### WRITTEN TASK
Copy each of the entries below word for word, leaving out the pictures.

### TASK DATA
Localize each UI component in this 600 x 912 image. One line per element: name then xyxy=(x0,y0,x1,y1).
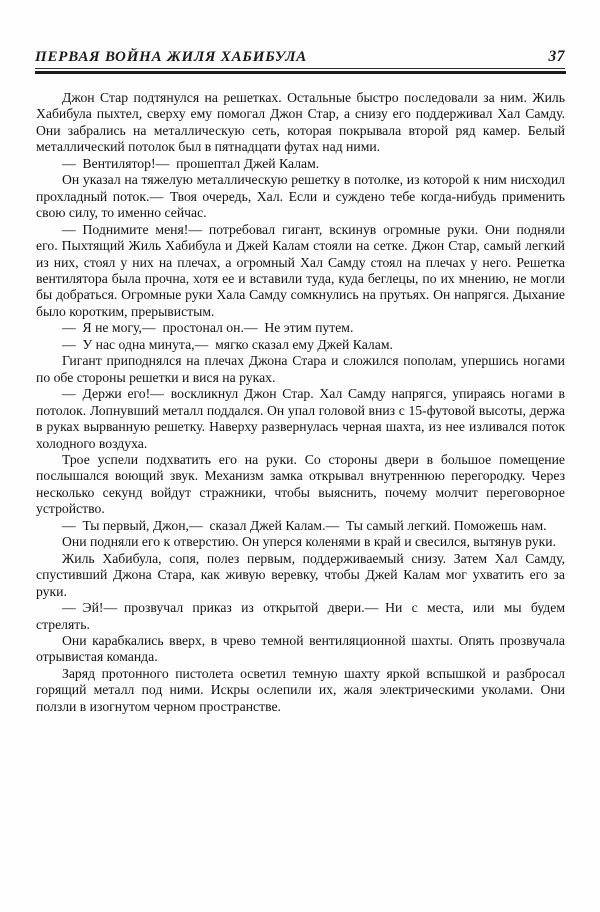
running-header xyxy=(35,48,565,66)
paragraph: Джон Стар подтянулся на решетках. Остальные быстро последовали за ним. Жиль Хабибула пыхтел, сверху ему помогал Джон Стар, а снизу его поддерживал Хал Самду. Они забрались на металлическую сеть, которая покрывала второй ряд камер. Белый металлический потолок был в пятнадцати футах над ними. xyxy=(36,90,565,155)
paragraph: Гигант приподнялся на плечах Джона Стара и сложился пополам, упершись ногами по обе стороны решетки и вися на руках. xyxy=(36,353,565,385)
paragraph: — Ты первый, Джон,— сказал Джей Калам.— Ты самый легкий. Поможешь нам. xyxy=(62,517,547,533)
paragraph: — У нас одна минута,— мягко сказал ему Джей Калам. xyxy=(62,336,393,352)
paragraph: Они карабкались вверх, в чрево темной вентиляционной шахты. Опять прозвучала отрывистая команда. xyxy=(36,632,565,665)
paragraph: — Я не могу,— простонал он.— Не этим путем. xyxy=(62,320,354,336)
paragraph: — Держи его!— воскликнул Джон Стар. Хал Самду напрягся, упираясь ногами в потолок. Лопнувший металл поддался. Он упал головой вниз с 15-футовой высоты, держа в руках вырванную решетку. Наверху развернулась черная шахта, из нее изливался поток холодного воздуха. xyxy=(36,386,565,451)
paragraph: — Поднимите меня!— потребовал гигант, вскинув огромные руки. Они подняли его. Пыхтящий Жиль Хабибула и Джей Калам стояли на сетке. Джон Стар, самый легкий из них, стоял у них на плечах, а огромный Хал Самду стоял на плечах у него. Решетка вентилятора была прочна, хотя ее и вставили туда, куда беглецы, по их мнению, не могли бы добраться. Огромные руки Хала Самду сомкнулись на прутьях. Он напрягся. Дыхание было коротким, прерывистым. xyxy=(36,221,565,319)
paragraph: — Эй!— прозвучал приказ из открытой двери.— Ни с места, или мы будем стрелять. xyxy=(36,600,565,632)
paragraph: Они подняли его к отверстию. Он уперся коленями в край и свесился, вытянув руки. xyxy=(62,534,557,550)
paragraph: — Вентилятор!— прошептал Джей Калам. xyxy=(62,155,320,171)
paragraph: Он указал на тяжелую металлическую решетку в потолке, из которой к ним нисходил прохладный поток.— Твоя очередь, Хал. Если и суждено тебе когда-нибудь применить свою силу, то именно сейчас. xyxy=(36,172,565,221)
header-rule-thick xyxy=(35,71,566,74)
chapter-title: ПЕРВАЯ ВОЙНА ЖИЛЯ ХАБИБУЛА xyxy=(35,49,308,65)
paragraph: Заряд протонного пистолета осветил темную шахту яркой вспышкой и разбросал горящий металл под ними. Искры ослепили их, жаля электрическими уколами. Они ползли в изогнутом черном пространстве. xyxy=(36,665,565,714)
paragraph: Жиль Хабибула, сопя, полез первым, поддерживаемый снизу. Затем Хал Самду, спустивший Джона Стара, как живую веревку, чтобы Джей Калам мог ухватить его за руки. xyxy=(36,550,565,599)
paragraph: Трое успели подхватить его на руки. Со стороны двери в большое помещение послышался воющий звук. Механизм замка открывал внутреннюю перегородку. Через несколько секунд войдут стражники, чтобы выяснить, почему молчит переговорное устройство. xyxy=(36,451,565,517)
body-text xyxy=(36,90,565,715)
header-rule-thin xyxy=(35,68,565,69)
page-number: 37 xyxy=(548,48,565,65)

### RESULT OF THE TASK
Localize each UI component in this 600 x 912 image. One line per element: name then xyxy=(x0,y0,x1,y1).
running-header xyxy=(35,48,565,66)
paragraph: Джон Стар подтянулся на решетках. Остальные быстро последовали за ним. Жиль Хабибула пыхтел, сверху ему помогал Джон Стар, а снизу его поддерживал Хал Самду. Они забрались на металлическую сеть, которая покрывала второй ряд камер. Белый металлический потолок был в пятнадцати футах над ними. xyxy=(36,90,565,155)
paragraph: Гигант приподнялся на плечах Джона Стара и сложился пополам, упершись ногами по обе стороны решетки и вися на руках. xyxy=(36,353,565,385)
paragraph: — Ты первый, Джон,— сказал Джей Калам.— Ты самый легкий. Поможешь нам. xyxy=(62,517,547,533)
paragraph: — У нас одна минута,— мягко сказал ему Джей Калам. xyxy=(62,336,393,352)
paragraph: Они карабкались вверх, в чрево темной вентиляционной шахты. Опять прозвучала отрывистая команда. xyxy=(36,632,565,665)
paragraph: — Я не могу,— простонал он.— Не этим путем. xyxy=(62,320,354,336)
paragraph: — Держи его!— воскликнул Джон Стар. Хал Самду напрягся, упираясь ногами в потолок. Лопнувший металл поддался. Он упал головой вниз с 15-футовой высоты, держа в руках вырванную решетку. Наверху развернулась черная шахта, из нее изливался поток холодного воздуха. xyxy=(36,386,565,451)
paragraph: — Поднимите меня!— потребовал гигант, вскинув огромные руки. Они подняли его. Пыхтящий Жиль Хабибула и Джей Калам стояли на сетке. Джон Стар, самый легкий из них, стоял у них на плечах, а огромный Хал Самду стоял на плечах у него. Решетка вентилятора была прочна, хотя ее и вставили туда, куда беглецы, по их мнению, не могли бы добраться. Огромные руки Хала Самду сомкнулись на прутьях. Он напрягся. Дыхание было коротким, прерывистым. xyxy=(36,221,565,319)
paragraph: — Эй!— прозвучал приказ из открытой двери.— Ни с места, или мы будем стрелять. xyxy=(36,600,565,632)
paragraph: Они подняли его к отверстию. Он уперся коленями в край и свесился, вытянув руки. xyxy=(62,534,557,550)
paragraph: — Вентилятор!— прошептал Джей Калам. xyxy=(62,155,320,171)
paragraph: Он указал на тяжелую металлическую решетку в потолке, из которой к ним нисходил прохладный поток.— Твоя очередь, Хал. Если и суждено тебе когда-нибудь применить свою силу, то именно сейчас. xyxy=(36,172,565,221)
header-rule-thick xyxy=(35,71,566,74)
chapter-title: ПЕРВАЯ ВОЙНА ЖИЛЯ ХАБИБУЛА xyxy=(35,49,308,65)
paragraph: Заряд протонного пистолета осветил темную шахту яркой вспышкой и разбросал горящий металл под ними. Искры ослепили их, жаля электрическими уколами. Они ползли в изогнутом черном пространстве. xyxy=(36,665,565,714)
paragraph: Жиль Хабибула, сопя, полез первым, поддерживаемый снизу. Затем Хал Самду, спустивший Джона Стара, как живую веревку, чтобы Джей Калам мог ухватить его за руки. xyxy=(36,550,565,599)
paragraph: Трое успели подхватить его на руки. Со стороны двери в большое помещение послышался воющий звук. Механизм замка открывал внутреннюю перегородку. Через несколько секунд войдут стражники, чтобы выяснить, почему молчит переговорное устройство. xyxy=(36,451,565,517)
body-text xyxy=(36,90,565,715)
header-rule-thin xyxy=(35,68,565,69)
page-number: 37 xyxy=(548,48,565,65)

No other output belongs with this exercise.